# [Record excerpts]
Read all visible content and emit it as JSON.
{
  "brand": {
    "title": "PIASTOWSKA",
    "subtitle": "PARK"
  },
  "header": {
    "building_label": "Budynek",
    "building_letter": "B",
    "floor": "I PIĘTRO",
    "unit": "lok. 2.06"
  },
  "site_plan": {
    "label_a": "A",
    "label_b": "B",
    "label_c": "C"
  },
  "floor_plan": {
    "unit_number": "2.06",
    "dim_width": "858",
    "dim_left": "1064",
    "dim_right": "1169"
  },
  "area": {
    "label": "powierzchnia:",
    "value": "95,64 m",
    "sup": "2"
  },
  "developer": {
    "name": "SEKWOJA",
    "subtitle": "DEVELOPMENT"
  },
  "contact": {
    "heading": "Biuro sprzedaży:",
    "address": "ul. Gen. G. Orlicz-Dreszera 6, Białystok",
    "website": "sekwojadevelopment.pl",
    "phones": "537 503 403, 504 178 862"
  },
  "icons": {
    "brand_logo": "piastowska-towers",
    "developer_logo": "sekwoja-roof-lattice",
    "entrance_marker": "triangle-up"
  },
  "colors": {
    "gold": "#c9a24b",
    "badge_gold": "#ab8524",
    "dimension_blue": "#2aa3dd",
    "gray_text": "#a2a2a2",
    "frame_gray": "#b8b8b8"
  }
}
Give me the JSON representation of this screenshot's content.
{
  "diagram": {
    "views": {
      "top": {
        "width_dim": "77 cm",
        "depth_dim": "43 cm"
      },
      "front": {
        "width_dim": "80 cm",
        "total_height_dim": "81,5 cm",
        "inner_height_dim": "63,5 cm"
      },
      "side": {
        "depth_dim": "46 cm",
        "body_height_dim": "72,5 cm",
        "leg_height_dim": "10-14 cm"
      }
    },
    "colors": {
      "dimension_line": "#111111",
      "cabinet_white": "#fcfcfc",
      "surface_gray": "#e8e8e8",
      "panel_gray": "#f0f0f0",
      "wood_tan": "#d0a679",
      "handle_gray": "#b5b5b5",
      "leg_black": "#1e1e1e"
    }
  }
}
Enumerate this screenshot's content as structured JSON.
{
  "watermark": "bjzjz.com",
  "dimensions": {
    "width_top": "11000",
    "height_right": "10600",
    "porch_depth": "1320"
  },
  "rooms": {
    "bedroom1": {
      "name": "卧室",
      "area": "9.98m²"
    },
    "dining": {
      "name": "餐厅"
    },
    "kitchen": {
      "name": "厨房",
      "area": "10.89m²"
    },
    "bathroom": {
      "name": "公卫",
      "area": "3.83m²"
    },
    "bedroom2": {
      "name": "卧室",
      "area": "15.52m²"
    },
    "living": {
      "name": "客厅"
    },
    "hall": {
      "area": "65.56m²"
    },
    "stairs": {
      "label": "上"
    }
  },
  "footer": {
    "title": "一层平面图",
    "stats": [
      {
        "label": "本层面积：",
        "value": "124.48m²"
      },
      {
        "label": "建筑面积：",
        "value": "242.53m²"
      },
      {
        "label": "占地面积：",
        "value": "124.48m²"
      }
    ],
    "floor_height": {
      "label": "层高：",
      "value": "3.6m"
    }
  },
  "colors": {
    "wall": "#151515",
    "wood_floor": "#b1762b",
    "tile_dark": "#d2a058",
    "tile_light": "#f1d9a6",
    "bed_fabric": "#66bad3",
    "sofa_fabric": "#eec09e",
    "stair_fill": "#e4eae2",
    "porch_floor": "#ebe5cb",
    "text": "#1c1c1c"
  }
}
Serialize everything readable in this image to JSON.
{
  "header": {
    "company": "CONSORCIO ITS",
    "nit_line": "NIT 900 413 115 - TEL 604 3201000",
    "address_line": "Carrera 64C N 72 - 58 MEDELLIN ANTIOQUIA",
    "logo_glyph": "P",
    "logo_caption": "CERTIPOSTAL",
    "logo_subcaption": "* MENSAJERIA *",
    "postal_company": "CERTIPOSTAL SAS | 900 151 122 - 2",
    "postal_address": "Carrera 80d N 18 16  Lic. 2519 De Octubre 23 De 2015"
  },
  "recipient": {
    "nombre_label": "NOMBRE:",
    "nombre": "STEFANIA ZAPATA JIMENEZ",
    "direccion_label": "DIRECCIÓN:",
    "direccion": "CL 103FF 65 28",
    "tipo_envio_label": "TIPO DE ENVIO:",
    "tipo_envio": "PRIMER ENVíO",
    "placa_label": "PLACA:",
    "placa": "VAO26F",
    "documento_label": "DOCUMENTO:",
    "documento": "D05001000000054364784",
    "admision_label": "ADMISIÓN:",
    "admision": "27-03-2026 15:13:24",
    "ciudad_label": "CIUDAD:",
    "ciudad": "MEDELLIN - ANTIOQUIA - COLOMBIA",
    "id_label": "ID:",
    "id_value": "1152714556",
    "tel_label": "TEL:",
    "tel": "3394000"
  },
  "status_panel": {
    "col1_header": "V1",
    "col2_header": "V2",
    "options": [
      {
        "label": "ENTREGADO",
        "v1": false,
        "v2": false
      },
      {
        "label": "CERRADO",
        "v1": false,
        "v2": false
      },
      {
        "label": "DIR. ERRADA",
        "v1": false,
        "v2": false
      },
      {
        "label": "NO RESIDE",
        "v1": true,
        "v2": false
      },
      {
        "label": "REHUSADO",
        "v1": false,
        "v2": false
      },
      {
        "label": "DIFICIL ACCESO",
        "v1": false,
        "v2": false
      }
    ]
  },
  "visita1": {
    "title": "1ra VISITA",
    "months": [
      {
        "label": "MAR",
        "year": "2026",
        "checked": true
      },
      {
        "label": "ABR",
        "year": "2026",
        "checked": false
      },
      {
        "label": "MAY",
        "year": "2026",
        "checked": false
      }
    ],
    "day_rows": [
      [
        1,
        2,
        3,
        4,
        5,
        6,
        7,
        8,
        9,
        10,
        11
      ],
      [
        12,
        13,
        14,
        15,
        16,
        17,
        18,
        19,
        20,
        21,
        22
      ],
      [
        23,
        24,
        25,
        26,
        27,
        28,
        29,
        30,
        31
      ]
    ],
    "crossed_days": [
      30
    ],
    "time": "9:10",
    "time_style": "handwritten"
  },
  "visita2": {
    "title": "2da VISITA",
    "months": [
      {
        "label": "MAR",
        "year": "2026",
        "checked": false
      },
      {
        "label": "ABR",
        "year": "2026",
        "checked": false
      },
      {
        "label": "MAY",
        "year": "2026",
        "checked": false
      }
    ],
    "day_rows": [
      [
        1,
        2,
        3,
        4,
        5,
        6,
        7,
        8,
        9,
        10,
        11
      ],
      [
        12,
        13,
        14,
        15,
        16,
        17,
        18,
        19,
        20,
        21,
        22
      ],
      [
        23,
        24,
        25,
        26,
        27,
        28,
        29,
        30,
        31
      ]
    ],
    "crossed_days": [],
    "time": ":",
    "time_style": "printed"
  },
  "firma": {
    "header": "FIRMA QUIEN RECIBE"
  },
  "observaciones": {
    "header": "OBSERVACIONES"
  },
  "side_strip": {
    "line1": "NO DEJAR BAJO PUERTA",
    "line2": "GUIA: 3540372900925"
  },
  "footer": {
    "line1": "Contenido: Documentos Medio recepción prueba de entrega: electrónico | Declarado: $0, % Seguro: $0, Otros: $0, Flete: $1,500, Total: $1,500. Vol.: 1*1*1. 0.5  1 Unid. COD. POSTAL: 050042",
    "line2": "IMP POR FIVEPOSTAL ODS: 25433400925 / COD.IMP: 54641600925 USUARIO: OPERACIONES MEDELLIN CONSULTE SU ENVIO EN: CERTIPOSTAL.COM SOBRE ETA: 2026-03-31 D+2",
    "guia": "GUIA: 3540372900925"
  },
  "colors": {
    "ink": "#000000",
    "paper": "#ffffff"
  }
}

# [Goal of the exercise]
Only lines with the string "area" belong in your answer; copy each one.

# [Written solution]
  "area": {
      "area": "9.98m²"
      "area": "10.89m²"
      "area": "3.83m²"
      "area": "15.52m²"
      "area": "65.56m²"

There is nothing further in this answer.